■ Material:
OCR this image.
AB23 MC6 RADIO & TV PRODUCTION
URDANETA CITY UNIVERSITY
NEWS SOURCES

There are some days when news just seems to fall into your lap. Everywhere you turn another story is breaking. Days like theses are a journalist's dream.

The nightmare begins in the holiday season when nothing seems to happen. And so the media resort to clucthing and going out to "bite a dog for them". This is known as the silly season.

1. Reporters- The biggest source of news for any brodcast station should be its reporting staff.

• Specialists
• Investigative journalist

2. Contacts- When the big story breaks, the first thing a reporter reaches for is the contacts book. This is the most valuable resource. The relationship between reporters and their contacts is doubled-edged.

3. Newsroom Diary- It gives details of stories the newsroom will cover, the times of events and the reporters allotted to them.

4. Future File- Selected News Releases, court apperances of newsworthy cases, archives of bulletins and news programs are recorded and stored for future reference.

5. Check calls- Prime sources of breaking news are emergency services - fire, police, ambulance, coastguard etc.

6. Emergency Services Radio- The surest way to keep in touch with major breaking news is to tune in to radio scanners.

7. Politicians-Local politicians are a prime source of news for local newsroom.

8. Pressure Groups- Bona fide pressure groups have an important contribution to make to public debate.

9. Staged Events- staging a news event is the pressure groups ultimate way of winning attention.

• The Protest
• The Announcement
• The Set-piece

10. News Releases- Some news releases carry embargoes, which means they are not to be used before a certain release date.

■ To be done:
Write the material out again in its entirety, exactly as shown.

■ Written response:
OCR this image.
AB23 MC6 RADIO & TV PRODUCTION
URDANETA CITY UNIVERSITY
NEWS SOURCES

There are some days when news just seems to fall into your lap. Everywhere you turn another story is breaking. Days like theses are a journalist's dream.

The nightmare begins in the holiday season when nothing seems to happen. And so the media resort to clucthing and going out to "bite a dog for them". This is known as the silly season.

1. Reporters- The biggest source of news for any brodcast station should be its reporting staff.

• Specialists
• Investigative journalist

2. Contacts- When the big story breaks, the first thing a reporter reaches for is the contacts book. This is the most valuable resource. The relationship between reporters and their contacts is doubled-edged.

3. Newsroom Diary- It gives details of stories the newsroom will cover, the times of events and the reporters allotted to them.

4. Future File- Selected News Releases, court apperances of newsworthy cases, archives of bulletins and news programs are recorded and stored for future reference.

5. Check calls- Prime sources of breaking news are emergency services - fire, police, ambulance, coastguard etc.

6. Emergency Services Radio- The surest way to keep in touch with major breaking news is to tune in to radio scanners.

7. Politicians-Local politicians are a prime source of news for local newsroom.

8. Pressure Groups- Bona fide pressure groups have an important contribution to make to public debate.

9. Staged Events- staging a news event is the pressure groups ultimate way of winning attention.

• The Protest
• The Announcement
• The Set-piece

10. News Releases- Some news releases carry embargoes, which means they are not to be used before a certain release date.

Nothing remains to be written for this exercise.